Of all the lines in the material below, how many include the string "JSON"? Give the number only.

BEGIN MATERIAL PROVIDED

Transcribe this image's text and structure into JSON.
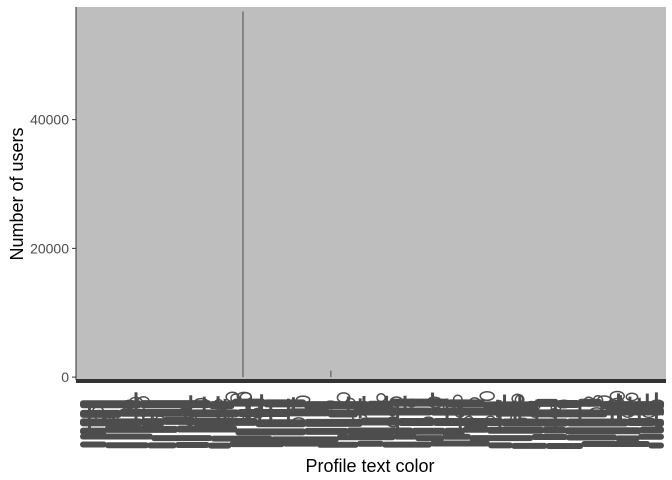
{
  "chart_data": {
    "type": "bar",
    "xlabel": "Profile text color",
    "ylabel": "Number of users",
    "ylim": [
      -450,
      57500
    ],
    "yticks": [
      0,
      20000,
      40000
    ],
    "ytick_labels": [
      "0",
      "20000",
      "40000"
    ],
    "category_count": 2800,
    "notable_bars": [
      {
        "position": 0.283,
        "value": 56800
      },
      {
        "position": 0.432,
        "value": 1000
      }
    ],
    "x_tick_labels_overplotted": true,
    "legend": "none",
    "grid": false
  },
  "colors": {
    "panel_fill": "#bebebe",
    "bar_fill": "#4d4d4d",
    "axis_line": "#333333",
    "tick_label": "#4d4d4d"
  }
}
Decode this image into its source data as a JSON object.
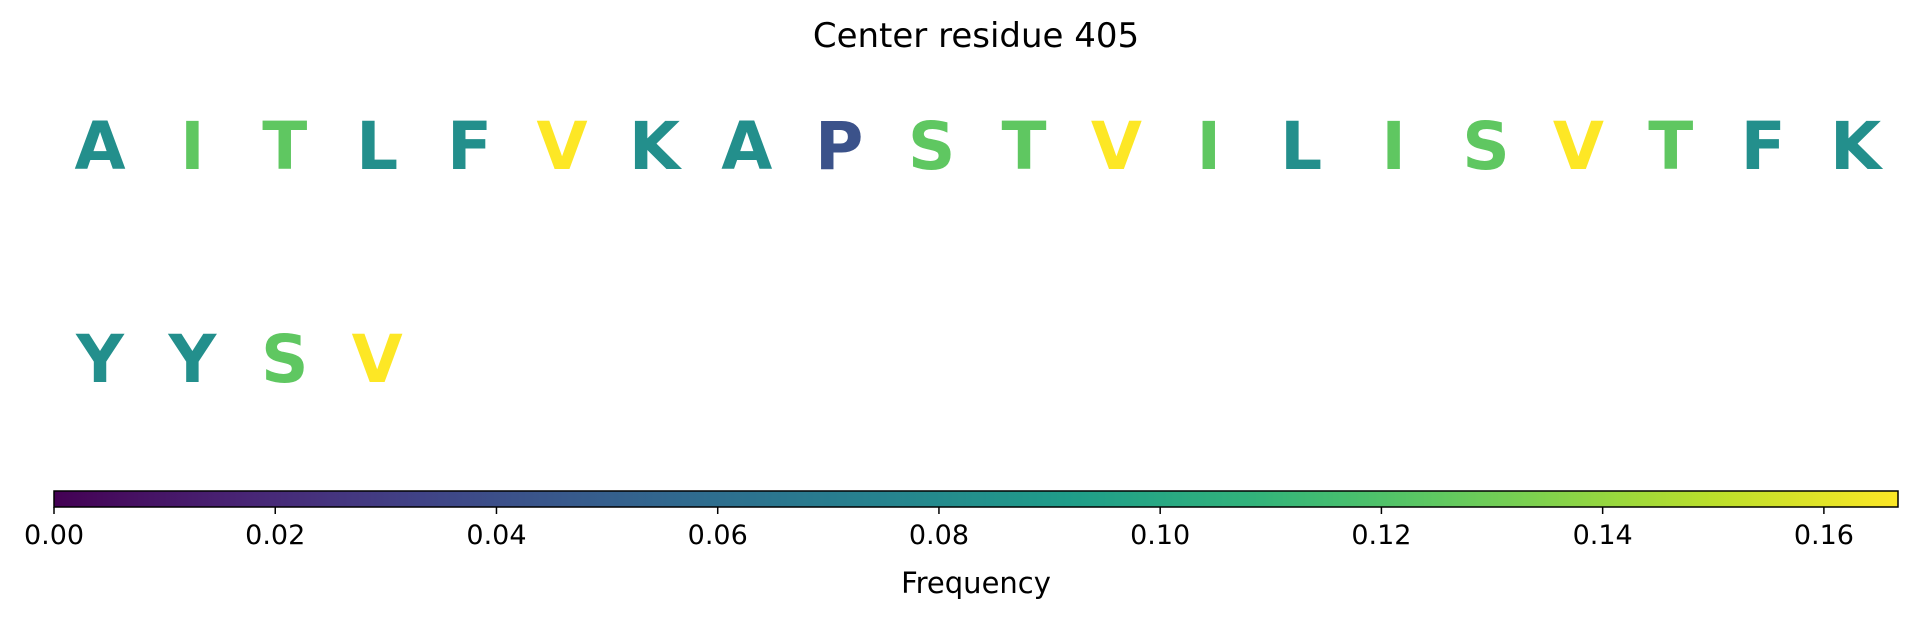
{
  "chart_data": {
    "type": "heatmap",
    "title": "Center residue 405",
    "residues": [
      {
        "letter": "A",
        "frequency": 0.083
      },
      {
        "letter": "I",
        "frequency": 0.125
      },
      {
        "letter": "T",
        "frequency": 0.125
      },
      {
        "letter": "L",
        "frequency": 0.083
      },
      {
        "letter": "F",
        "frequency": 0.083
      },
      {
        "letter": "V",
        "frequency": 0.167
      },
      {
        "letter": "K",
        "frequency": 0.083
      },
      {
        "letter": "A",
        "frequency": 0.083
      },
      {
        "letter": "P",
        "frequency": 0.042
      },
      {
        "letter": "S",
        "frequency": 0.125
      },
      {
        "letter": "T",
        "frequency": 0.125
      },
      {
        "letter": "V",
        "frequency": 0.167
      },
      {
        "letter": "I",
        "frequency": 0.125
      },
      {
        "letter": "L",
        "frequency": 0.083
      },
      {
        "letter": "I",
        "frequency": 0.125
      },
      {
        "letter": "S",
        "frequency": 0.125
      },
      {
        "letter": "V",
        "frequency": 0.167
      },
      {
        "letter": "T",
        "frequency": 0.125
      },
      {
        "letter": "F",
        "frequency": 0.083
      },
      {
        "letter": "K",
        "frequency": 0.083
      },
      {
        "letter": "Y",
        "frequency": 0.083
      },
      {
        "letter": "Y",
        "frequency": 0.083
      },
      {
        "letter": "S",
        "frequency": 0.125
      },
      {
        "letter": "V",
        "frequency": 0.167
      }
    ],
    "colorbar": {
      "label": "Frequency",
      "colormap": "viridis",
      "range": [
        0.0,
        0.1667
      ],
      "tick_labels": [
        "0.00",
        "0.02",
        "0.04",
        "0.06",
        "0.08",
        "0.10",
        "0.12",
        "0.14",
        "0.16"
      ],
      "tick_values": [
        0.0,
        0.02,
        0.04,
        0.06,
        0.08,
        0.1,
        0.12,
        0.14,
        0.16
      ],
      "orientation": "horizontal"
    }
  }
}
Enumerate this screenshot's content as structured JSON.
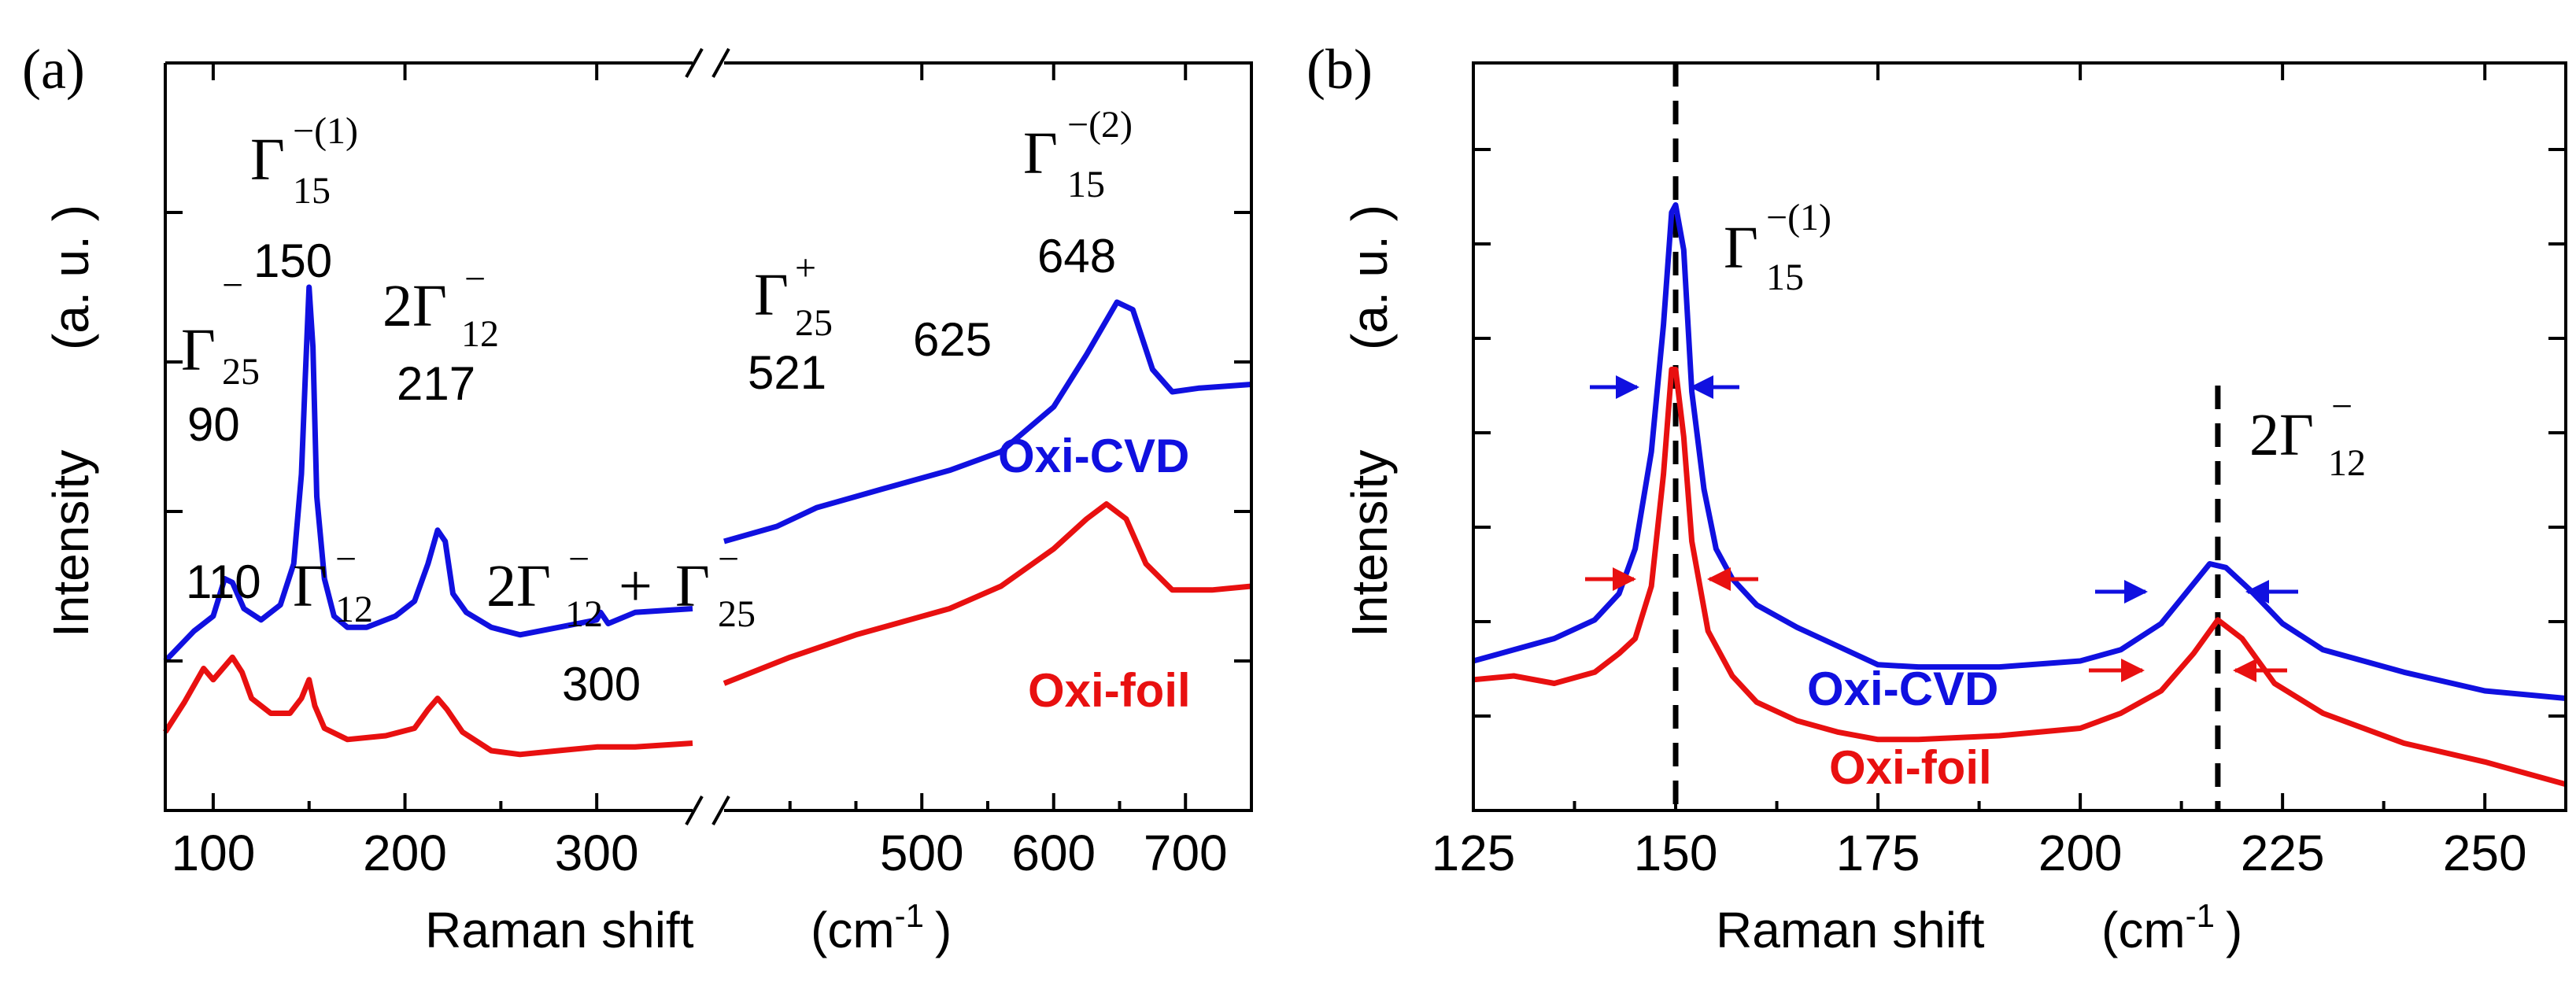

END MATERIAL PROVIDED

■ **EXERCISE ANSWER**:
3